The task:
Tell how many lines in these records contain the string "this", with only the number as the reply.

─── Dataset records

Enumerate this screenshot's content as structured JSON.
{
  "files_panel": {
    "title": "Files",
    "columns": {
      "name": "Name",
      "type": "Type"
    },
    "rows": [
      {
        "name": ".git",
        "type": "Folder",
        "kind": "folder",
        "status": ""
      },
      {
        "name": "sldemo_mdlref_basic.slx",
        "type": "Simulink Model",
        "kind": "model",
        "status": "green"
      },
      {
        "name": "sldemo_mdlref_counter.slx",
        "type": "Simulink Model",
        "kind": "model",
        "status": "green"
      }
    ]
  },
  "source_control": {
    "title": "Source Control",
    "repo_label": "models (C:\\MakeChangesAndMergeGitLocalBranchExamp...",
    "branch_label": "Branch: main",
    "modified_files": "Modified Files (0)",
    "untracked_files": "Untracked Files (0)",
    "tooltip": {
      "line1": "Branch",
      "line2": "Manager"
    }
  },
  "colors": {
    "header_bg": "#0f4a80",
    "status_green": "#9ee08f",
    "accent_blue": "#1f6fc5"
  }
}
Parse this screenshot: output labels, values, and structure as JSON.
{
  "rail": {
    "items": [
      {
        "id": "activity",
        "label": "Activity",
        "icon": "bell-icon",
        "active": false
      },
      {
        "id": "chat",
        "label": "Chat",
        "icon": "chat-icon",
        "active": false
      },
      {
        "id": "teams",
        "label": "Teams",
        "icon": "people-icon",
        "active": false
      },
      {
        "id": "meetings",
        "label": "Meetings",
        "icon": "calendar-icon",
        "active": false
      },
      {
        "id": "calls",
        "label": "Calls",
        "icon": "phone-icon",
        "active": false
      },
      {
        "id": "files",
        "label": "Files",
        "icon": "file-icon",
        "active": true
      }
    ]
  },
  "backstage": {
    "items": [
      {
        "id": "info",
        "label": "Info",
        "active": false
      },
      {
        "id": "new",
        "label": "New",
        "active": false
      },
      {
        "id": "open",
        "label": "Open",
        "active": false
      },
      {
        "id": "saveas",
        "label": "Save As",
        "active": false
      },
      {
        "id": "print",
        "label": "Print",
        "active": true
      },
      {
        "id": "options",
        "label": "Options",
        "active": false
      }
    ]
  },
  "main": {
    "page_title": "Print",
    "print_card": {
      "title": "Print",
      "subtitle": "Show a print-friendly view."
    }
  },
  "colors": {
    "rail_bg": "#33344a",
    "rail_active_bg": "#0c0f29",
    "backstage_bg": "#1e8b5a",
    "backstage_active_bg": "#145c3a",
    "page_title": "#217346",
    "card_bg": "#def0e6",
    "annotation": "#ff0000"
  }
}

──────

Exercise output:
2